■ Rows:
▬▬▬▬▬▬
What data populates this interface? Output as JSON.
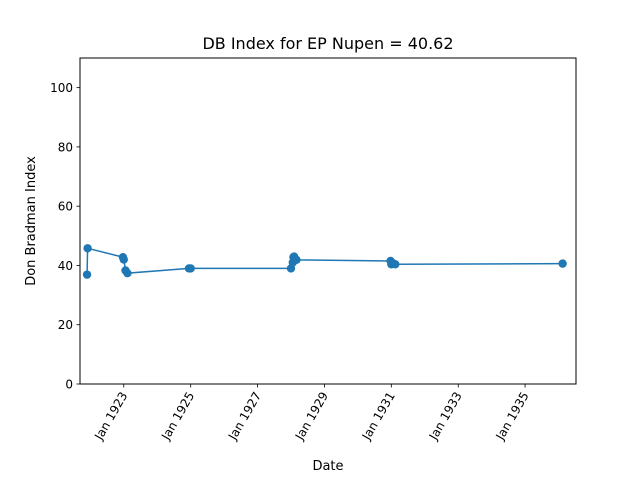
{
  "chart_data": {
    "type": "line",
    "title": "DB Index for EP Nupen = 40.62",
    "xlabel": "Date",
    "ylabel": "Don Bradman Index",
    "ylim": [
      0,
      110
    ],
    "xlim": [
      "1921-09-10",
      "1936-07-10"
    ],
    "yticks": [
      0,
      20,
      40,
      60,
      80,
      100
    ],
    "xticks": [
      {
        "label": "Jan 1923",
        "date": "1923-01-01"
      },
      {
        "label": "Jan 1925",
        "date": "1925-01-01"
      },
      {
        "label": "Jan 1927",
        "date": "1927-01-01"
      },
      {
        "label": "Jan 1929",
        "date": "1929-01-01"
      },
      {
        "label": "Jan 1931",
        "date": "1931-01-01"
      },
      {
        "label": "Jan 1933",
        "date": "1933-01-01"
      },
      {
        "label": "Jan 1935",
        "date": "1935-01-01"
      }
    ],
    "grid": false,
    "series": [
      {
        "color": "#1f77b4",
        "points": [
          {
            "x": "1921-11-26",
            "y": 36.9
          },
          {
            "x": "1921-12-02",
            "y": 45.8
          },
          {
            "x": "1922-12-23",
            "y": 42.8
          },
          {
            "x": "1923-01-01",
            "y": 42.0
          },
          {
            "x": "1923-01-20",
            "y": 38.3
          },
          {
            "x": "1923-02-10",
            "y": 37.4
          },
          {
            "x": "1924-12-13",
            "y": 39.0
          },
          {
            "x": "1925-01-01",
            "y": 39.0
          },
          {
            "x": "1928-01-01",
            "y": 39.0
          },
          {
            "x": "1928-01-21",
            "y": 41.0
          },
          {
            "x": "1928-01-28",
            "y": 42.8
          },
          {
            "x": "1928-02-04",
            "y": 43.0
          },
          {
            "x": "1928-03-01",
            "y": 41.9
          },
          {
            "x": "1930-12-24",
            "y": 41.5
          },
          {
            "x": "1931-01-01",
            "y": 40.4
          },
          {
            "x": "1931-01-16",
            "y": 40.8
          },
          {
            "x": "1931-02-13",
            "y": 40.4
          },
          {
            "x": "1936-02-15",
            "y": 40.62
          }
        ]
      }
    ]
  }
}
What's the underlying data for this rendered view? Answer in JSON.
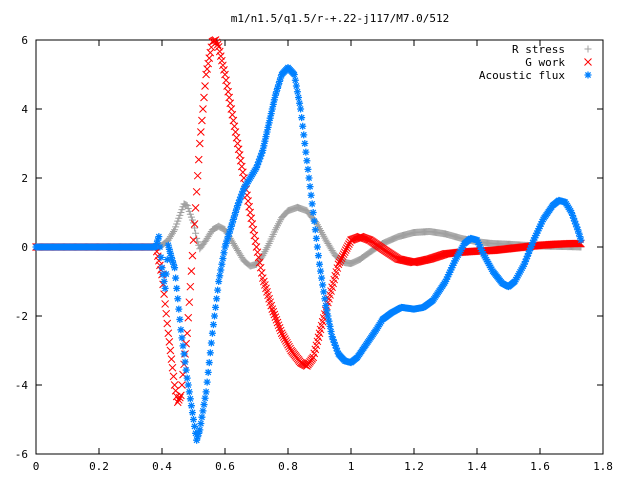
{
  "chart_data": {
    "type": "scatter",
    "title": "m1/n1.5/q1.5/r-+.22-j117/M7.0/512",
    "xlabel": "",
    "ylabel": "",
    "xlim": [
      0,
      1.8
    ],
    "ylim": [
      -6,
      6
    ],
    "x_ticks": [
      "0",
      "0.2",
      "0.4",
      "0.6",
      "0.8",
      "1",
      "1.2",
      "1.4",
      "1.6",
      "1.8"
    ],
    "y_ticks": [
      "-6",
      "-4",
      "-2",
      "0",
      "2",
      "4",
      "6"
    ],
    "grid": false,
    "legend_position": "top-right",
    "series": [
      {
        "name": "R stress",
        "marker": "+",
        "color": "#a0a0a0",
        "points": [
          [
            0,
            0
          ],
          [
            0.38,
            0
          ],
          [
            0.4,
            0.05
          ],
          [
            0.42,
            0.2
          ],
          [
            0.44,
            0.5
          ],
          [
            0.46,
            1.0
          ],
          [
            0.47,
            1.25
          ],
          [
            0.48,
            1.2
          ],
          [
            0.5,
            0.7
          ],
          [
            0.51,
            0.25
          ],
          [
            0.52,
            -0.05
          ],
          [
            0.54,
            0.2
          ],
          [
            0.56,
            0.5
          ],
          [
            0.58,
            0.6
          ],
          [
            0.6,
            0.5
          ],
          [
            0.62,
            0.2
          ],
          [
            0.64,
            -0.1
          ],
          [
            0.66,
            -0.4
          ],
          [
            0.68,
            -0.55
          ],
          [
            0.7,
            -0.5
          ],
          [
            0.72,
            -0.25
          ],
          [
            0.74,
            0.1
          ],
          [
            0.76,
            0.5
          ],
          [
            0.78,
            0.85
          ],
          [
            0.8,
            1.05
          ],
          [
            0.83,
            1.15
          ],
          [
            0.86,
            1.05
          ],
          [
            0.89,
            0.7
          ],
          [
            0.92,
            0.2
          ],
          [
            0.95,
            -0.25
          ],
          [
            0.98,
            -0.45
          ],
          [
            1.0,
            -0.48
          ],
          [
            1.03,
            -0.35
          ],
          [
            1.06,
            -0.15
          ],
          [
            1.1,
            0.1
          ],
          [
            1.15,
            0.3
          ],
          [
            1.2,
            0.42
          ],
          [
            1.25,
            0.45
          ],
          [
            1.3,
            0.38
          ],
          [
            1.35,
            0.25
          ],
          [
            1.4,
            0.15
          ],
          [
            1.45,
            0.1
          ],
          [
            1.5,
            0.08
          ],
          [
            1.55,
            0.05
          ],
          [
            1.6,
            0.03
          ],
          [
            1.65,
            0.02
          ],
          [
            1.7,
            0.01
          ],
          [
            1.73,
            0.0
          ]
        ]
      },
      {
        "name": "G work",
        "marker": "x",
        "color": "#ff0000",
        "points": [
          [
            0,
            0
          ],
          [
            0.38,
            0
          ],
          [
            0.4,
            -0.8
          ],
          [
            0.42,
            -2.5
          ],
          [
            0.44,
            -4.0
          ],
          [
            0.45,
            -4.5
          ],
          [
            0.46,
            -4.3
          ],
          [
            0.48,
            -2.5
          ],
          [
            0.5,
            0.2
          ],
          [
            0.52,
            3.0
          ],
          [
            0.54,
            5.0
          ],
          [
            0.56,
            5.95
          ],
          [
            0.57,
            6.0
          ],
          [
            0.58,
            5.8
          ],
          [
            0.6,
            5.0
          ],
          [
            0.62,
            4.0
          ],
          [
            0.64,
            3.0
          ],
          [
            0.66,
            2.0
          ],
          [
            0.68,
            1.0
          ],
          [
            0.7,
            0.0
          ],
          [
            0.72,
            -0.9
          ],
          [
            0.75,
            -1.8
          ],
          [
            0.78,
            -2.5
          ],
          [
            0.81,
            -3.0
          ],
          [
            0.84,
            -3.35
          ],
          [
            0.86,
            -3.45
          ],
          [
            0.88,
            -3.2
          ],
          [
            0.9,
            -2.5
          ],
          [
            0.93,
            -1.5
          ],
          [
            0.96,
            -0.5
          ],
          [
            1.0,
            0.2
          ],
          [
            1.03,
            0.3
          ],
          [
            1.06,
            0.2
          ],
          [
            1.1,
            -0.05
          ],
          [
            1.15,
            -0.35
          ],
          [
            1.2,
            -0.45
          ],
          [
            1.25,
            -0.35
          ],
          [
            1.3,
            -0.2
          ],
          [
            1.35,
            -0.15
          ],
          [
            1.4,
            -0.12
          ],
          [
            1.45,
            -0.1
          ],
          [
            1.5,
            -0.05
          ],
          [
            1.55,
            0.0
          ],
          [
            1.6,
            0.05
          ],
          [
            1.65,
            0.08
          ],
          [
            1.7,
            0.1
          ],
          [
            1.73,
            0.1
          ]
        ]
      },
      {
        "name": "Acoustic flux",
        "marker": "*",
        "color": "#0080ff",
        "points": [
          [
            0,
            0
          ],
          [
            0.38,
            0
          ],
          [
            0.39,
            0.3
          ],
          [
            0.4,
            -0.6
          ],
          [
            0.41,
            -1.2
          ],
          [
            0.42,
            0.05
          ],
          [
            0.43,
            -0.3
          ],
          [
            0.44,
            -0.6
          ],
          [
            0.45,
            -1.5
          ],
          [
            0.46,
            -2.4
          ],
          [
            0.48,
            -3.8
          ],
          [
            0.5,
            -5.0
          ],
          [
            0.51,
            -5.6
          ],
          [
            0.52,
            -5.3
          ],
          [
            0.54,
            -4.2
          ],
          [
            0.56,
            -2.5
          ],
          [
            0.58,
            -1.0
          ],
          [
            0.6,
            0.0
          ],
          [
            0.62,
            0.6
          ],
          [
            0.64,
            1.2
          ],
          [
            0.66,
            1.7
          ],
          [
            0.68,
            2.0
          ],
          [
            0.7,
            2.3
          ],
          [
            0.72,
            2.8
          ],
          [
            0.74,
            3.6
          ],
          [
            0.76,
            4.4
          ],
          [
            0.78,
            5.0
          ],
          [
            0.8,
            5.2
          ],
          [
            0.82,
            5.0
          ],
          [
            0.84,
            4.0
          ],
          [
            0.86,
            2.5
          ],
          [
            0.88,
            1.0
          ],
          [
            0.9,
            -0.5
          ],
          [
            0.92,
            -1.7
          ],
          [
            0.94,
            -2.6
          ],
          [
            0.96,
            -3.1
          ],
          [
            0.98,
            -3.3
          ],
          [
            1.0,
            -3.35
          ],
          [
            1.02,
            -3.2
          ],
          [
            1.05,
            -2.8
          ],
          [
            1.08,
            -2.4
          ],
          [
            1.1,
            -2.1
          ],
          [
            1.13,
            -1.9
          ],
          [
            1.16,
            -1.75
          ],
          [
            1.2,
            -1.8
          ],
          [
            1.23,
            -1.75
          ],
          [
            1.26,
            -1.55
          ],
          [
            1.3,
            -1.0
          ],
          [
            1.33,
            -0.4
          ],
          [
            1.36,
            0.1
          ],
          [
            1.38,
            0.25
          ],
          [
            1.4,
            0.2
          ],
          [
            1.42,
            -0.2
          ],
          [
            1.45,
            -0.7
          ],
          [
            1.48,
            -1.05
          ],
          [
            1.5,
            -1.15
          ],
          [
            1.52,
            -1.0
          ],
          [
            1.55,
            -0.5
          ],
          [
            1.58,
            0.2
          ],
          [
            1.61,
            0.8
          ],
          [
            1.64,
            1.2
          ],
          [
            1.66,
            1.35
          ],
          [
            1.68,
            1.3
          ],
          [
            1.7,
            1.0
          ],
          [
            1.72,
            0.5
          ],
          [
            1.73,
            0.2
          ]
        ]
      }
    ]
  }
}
▬▬▬▬▬▬
■ Description of the task:
Across all the entries, count the lines that contain the word "name" and give the number by itself.

■ Written answer:
3